* [Dataset records]
□ □ □ □ □ □ □
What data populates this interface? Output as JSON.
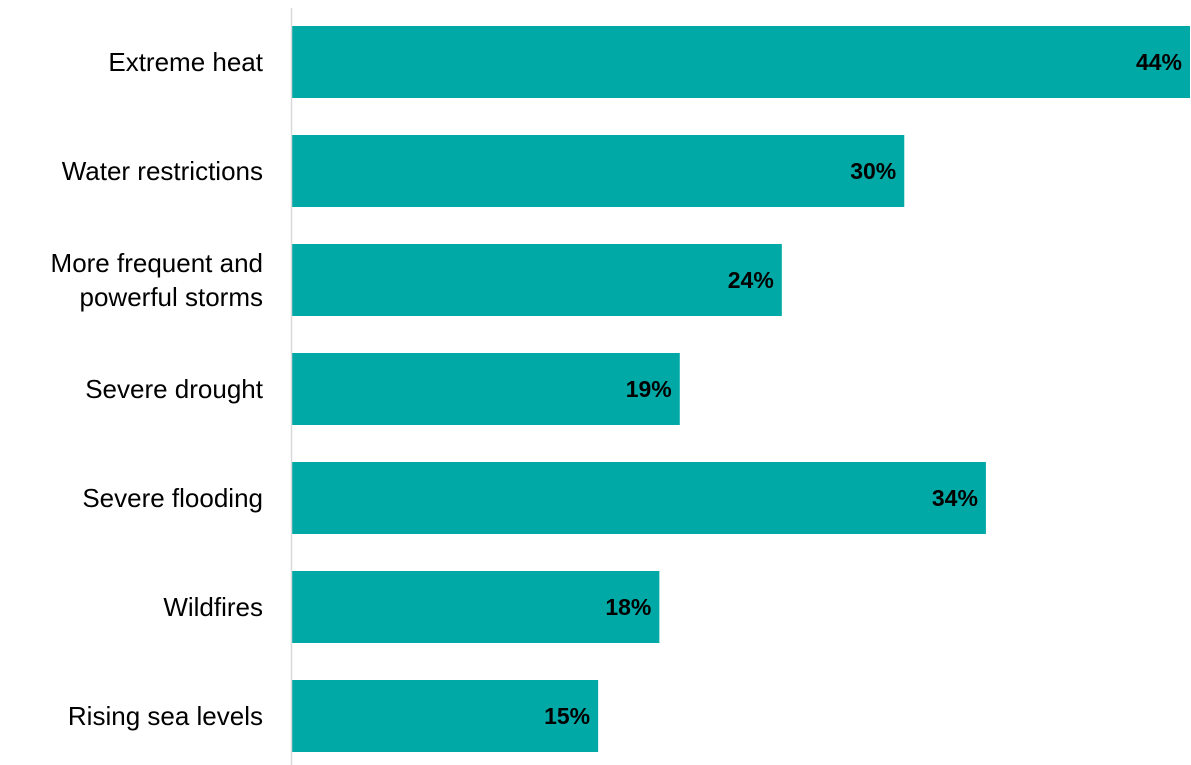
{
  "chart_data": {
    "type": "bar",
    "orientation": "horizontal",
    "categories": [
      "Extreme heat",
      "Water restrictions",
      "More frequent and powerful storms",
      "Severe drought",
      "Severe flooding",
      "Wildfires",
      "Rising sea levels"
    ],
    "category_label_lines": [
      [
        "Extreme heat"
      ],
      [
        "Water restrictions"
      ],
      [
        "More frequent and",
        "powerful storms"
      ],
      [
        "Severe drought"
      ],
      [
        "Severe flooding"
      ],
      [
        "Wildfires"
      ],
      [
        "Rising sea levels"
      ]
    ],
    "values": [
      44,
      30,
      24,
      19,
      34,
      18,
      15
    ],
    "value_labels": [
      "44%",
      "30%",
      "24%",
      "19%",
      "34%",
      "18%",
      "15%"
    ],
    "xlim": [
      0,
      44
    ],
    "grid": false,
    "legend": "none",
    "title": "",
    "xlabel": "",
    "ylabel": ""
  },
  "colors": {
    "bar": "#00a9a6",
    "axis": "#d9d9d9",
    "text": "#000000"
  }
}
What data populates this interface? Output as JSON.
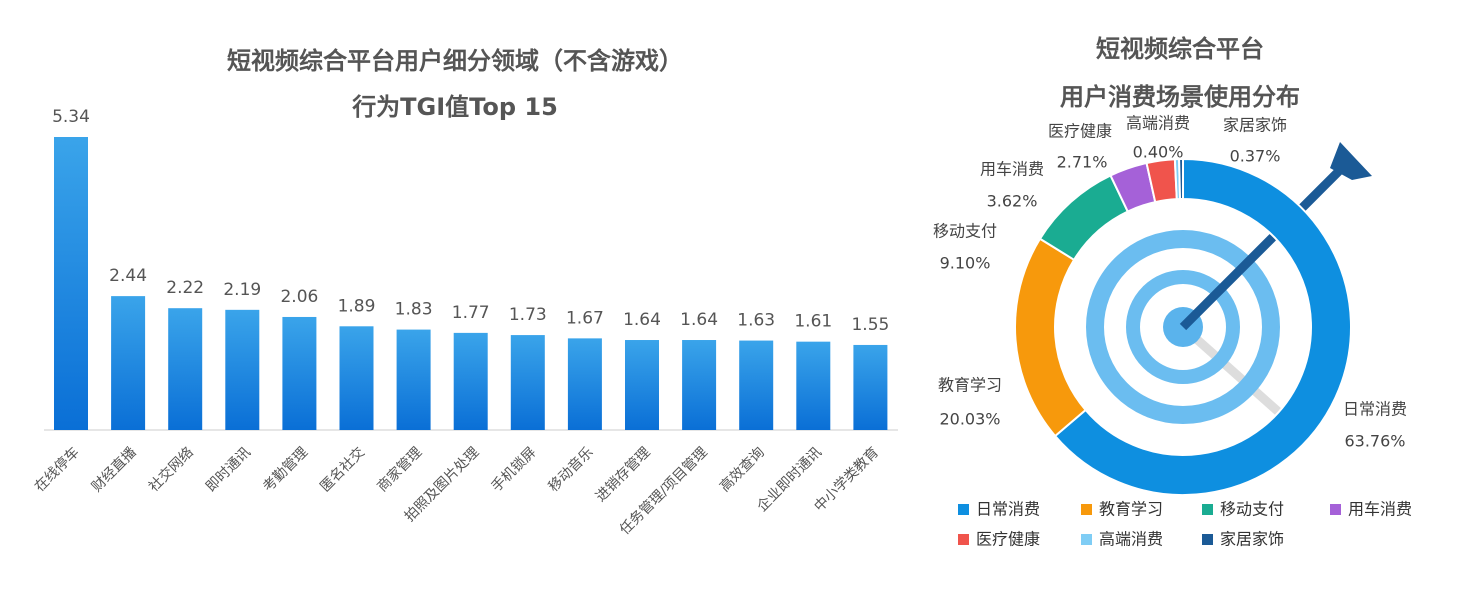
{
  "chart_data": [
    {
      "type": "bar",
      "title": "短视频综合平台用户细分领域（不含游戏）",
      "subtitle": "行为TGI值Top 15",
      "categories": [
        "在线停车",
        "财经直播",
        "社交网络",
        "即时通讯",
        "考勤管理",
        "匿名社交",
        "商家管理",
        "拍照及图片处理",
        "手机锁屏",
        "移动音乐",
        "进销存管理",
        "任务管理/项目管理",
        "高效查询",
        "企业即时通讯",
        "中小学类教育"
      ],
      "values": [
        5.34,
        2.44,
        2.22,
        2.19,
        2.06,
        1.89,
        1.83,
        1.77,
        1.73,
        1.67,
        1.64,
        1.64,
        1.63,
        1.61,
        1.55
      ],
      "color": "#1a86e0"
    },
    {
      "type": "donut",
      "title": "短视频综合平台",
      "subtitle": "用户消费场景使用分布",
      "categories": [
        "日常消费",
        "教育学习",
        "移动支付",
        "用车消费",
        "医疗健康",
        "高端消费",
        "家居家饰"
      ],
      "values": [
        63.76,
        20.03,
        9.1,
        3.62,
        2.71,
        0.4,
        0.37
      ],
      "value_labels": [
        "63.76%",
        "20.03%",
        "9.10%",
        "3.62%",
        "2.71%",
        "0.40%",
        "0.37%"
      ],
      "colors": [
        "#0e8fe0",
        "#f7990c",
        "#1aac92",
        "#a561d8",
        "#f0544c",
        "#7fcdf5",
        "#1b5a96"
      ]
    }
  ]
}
□ □ □ □ □ □ □
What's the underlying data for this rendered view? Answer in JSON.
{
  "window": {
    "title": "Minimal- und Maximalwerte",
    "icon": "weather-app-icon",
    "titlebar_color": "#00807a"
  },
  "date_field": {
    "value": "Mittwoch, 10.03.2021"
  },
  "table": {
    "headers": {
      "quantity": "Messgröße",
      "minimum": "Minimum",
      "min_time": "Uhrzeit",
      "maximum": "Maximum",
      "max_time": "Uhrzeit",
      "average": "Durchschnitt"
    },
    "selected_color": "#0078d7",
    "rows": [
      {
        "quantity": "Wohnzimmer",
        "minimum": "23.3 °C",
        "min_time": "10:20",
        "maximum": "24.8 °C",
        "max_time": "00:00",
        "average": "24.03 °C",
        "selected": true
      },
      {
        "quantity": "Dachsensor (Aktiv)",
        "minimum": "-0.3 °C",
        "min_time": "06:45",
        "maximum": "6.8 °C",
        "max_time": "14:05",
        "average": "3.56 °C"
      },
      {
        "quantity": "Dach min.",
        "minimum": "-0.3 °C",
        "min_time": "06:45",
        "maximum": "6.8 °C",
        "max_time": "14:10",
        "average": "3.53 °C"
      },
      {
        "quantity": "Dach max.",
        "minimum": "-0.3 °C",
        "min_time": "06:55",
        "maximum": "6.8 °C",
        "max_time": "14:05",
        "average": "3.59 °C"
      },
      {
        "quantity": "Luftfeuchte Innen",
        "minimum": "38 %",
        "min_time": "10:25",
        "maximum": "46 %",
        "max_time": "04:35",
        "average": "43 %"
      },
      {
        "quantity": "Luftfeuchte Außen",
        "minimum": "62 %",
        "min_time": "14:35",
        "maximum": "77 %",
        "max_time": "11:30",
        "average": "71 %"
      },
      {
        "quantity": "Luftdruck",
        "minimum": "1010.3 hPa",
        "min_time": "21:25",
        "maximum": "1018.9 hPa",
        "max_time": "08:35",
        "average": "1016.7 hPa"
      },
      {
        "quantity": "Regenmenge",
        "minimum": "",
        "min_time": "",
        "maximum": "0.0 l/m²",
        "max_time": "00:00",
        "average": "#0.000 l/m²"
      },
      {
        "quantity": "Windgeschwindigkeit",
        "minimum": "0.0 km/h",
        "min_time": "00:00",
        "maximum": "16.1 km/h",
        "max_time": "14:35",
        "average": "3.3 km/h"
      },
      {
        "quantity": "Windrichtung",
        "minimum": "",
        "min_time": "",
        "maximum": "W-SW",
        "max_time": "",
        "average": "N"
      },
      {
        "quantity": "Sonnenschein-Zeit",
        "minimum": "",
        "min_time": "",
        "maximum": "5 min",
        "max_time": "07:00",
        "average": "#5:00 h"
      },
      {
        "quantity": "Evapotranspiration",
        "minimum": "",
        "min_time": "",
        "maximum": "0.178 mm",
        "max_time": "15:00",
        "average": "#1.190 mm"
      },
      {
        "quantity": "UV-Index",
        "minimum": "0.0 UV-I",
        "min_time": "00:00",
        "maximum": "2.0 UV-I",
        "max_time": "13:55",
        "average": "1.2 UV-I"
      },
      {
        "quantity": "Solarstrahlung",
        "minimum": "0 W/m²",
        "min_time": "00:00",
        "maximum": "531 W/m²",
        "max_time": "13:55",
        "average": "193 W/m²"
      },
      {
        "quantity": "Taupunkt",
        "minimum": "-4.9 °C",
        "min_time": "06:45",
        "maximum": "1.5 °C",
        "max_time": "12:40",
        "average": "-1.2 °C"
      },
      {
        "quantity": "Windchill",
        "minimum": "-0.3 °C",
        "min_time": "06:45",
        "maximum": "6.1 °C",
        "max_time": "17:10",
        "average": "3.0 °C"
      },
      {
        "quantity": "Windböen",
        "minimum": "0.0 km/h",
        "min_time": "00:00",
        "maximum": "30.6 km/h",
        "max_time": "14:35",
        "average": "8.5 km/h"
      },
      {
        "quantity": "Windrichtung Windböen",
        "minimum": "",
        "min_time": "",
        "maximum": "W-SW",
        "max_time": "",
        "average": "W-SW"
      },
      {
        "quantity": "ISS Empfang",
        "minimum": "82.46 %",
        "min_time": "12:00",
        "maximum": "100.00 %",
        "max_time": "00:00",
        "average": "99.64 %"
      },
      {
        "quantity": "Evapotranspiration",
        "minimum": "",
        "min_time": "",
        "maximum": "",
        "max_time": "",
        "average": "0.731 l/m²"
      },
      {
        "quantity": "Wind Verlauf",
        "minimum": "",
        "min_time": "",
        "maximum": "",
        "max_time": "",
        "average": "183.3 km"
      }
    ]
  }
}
□ □ □ □ □ □ □
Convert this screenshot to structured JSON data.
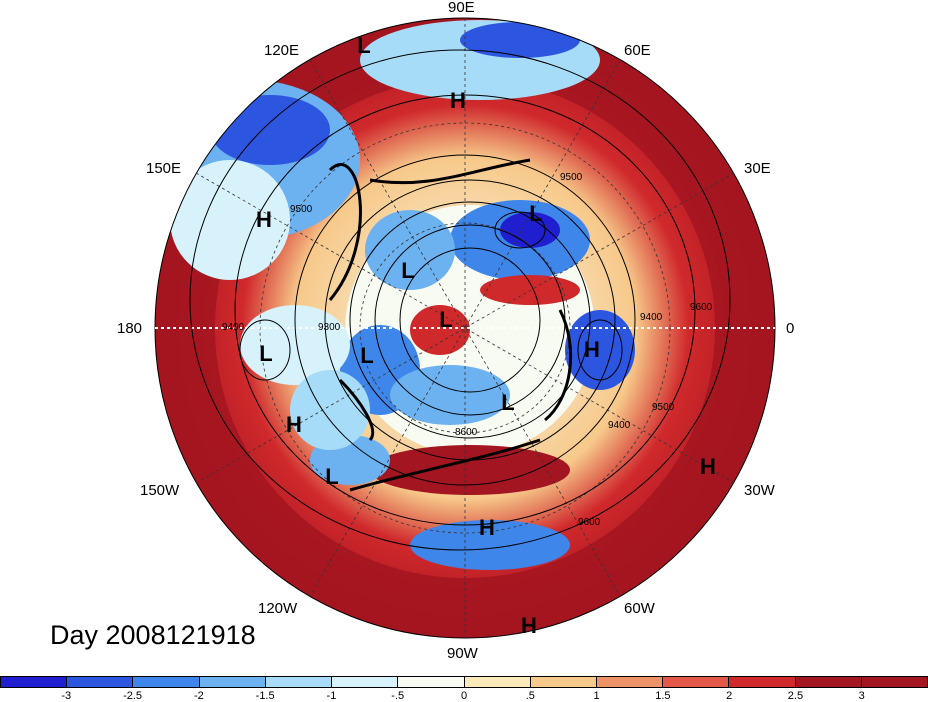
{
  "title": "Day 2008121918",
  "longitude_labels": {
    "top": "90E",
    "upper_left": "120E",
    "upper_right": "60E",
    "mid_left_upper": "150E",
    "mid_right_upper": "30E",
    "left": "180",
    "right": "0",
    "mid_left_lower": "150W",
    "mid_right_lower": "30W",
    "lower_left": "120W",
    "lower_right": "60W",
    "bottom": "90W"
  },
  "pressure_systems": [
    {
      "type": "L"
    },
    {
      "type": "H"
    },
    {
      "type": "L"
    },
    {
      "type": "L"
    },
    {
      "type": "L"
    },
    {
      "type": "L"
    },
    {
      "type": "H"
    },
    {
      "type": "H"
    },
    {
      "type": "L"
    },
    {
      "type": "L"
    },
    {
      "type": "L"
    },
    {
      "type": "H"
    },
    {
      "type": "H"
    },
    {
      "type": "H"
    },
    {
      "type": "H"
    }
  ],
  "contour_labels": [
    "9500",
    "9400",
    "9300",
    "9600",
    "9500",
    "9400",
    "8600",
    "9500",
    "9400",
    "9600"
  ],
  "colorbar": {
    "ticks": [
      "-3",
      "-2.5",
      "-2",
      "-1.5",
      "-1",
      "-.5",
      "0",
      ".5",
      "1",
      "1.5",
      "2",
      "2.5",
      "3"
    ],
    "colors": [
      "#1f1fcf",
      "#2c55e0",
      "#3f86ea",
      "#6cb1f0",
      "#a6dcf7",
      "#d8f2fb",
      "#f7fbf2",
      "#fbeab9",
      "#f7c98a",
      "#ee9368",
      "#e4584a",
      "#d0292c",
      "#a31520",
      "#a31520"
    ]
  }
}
□ □ □ □ □ □ □
* [Exercise objective]
Identify each line of the material where the word "subtitle" shows up, and copy it.

* [Written answer]
      "subtitle": "行为TGI值Top 15",
      "subtitle": "用户消费场景使用分布",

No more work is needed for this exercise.